[Start of section]

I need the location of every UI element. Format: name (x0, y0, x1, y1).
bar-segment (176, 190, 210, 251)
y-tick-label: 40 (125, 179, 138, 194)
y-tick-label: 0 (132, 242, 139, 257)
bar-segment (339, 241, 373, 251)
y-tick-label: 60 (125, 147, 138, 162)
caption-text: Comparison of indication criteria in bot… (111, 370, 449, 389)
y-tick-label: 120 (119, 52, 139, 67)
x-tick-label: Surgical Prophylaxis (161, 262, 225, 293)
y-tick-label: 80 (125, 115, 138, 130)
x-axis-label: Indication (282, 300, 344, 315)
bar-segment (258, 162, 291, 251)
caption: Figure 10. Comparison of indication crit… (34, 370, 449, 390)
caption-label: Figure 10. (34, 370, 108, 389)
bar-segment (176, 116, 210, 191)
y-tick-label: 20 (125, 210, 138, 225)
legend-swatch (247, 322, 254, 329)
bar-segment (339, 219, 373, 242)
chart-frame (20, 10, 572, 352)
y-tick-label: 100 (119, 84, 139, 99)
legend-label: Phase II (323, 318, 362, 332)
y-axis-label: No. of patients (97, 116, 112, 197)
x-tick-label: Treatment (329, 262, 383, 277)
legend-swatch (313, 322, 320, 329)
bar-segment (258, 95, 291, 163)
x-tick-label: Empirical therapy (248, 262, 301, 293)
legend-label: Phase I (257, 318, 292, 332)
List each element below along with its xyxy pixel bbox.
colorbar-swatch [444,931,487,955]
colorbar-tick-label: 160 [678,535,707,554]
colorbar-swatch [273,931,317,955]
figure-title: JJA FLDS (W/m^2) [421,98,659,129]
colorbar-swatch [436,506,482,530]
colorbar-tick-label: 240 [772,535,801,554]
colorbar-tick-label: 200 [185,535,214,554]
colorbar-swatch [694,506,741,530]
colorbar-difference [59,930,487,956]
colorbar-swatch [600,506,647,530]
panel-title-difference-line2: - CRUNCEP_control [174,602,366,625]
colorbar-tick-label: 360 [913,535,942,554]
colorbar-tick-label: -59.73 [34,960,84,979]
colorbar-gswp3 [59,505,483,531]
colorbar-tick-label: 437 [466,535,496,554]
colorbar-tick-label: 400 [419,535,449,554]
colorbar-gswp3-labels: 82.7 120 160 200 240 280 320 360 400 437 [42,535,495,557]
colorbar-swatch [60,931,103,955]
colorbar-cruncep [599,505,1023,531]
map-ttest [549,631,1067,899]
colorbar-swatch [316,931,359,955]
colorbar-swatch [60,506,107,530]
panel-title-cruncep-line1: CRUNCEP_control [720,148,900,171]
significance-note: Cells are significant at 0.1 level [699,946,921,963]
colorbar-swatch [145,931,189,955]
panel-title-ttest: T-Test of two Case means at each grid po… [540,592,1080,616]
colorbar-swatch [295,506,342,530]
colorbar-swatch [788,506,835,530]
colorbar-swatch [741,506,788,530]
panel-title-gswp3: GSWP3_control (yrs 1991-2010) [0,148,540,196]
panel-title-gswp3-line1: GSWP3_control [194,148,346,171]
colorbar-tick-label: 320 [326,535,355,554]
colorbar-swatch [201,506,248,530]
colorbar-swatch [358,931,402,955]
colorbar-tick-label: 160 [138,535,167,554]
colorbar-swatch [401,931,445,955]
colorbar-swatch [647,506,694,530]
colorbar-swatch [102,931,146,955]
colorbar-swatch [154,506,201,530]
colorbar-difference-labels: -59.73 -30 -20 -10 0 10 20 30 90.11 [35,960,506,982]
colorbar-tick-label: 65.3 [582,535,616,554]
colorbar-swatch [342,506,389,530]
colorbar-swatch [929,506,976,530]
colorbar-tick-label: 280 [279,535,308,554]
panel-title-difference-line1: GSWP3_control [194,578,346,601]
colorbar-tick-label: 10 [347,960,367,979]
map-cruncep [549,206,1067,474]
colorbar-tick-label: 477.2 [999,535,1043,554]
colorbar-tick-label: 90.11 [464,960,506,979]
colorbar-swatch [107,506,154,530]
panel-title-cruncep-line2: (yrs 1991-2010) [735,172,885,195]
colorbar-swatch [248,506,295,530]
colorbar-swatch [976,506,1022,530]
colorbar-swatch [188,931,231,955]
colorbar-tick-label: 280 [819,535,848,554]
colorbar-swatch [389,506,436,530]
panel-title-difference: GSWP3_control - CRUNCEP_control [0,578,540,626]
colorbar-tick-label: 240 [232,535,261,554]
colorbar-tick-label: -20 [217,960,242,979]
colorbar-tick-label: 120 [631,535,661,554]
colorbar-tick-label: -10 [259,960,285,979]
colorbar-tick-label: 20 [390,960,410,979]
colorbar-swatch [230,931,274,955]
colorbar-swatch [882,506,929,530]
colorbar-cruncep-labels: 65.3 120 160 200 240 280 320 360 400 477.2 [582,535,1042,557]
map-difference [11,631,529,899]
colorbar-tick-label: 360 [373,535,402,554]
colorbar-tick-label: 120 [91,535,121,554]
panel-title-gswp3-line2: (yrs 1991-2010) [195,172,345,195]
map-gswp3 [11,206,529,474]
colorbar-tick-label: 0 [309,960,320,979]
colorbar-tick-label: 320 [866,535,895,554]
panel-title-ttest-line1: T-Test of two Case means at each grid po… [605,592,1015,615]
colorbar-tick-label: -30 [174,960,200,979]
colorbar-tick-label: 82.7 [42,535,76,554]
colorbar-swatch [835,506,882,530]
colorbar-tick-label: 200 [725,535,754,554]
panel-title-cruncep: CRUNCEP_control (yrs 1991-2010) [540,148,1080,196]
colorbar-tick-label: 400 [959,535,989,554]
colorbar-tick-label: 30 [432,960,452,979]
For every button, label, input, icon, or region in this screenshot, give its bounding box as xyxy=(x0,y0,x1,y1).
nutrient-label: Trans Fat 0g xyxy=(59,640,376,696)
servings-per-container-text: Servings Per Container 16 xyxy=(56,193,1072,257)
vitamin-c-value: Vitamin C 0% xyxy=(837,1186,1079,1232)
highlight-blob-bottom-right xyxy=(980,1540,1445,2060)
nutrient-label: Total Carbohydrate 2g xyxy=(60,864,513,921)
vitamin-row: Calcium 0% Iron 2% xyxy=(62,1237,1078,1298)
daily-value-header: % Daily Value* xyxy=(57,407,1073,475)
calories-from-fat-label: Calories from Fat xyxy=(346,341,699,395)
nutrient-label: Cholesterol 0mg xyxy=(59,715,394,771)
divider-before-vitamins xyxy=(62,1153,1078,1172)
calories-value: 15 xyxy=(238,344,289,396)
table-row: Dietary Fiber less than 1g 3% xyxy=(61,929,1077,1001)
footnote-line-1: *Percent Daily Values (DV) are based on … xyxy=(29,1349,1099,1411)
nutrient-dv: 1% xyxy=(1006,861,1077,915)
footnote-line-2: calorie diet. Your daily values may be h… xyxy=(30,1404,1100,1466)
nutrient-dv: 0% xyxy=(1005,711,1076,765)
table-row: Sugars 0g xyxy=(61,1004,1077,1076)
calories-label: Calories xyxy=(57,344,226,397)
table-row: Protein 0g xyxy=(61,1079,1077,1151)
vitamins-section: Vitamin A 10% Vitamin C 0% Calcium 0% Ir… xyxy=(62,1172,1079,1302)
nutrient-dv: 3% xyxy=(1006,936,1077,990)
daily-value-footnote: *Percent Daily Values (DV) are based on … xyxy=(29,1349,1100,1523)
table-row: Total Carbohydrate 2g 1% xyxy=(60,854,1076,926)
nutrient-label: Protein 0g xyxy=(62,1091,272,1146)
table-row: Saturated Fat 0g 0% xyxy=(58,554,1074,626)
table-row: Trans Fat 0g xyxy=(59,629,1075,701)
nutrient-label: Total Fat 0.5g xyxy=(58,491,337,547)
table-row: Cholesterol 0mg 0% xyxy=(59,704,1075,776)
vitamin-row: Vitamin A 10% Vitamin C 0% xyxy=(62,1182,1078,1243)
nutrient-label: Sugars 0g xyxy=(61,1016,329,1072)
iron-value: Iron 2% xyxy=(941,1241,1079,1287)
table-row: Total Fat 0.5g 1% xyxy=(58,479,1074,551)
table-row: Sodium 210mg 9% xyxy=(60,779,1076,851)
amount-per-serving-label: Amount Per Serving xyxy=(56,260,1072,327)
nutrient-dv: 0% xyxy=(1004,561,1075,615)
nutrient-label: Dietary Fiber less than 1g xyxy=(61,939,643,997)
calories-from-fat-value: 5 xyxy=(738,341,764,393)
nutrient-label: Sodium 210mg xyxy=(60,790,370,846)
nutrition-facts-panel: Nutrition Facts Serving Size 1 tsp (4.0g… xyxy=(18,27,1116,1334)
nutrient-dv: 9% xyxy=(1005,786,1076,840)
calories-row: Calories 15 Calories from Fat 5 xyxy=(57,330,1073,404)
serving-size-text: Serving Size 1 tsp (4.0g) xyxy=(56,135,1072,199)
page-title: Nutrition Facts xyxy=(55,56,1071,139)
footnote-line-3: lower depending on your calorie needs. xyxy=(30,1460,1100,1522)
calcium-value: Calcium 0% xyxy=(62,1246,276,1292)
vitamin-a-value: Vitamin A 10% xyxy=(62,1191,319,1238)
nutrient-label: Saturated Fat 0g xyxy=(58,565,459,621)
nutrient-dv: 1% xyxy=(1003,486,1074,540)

[End of section]

- **What is needed**
Go line by line through the data, copying each one that contains the word "text".

- **Task answer**
caption-text: Comparison of indication criteria in bot… (111, 370, 449, 389)
servings-per-container-text: Servings Per Container 16 xyxy=(56,193,1072,257)
serving-size-text: Serving Size 1 tsp (4.0g) xyxy=(56,135,1072,199)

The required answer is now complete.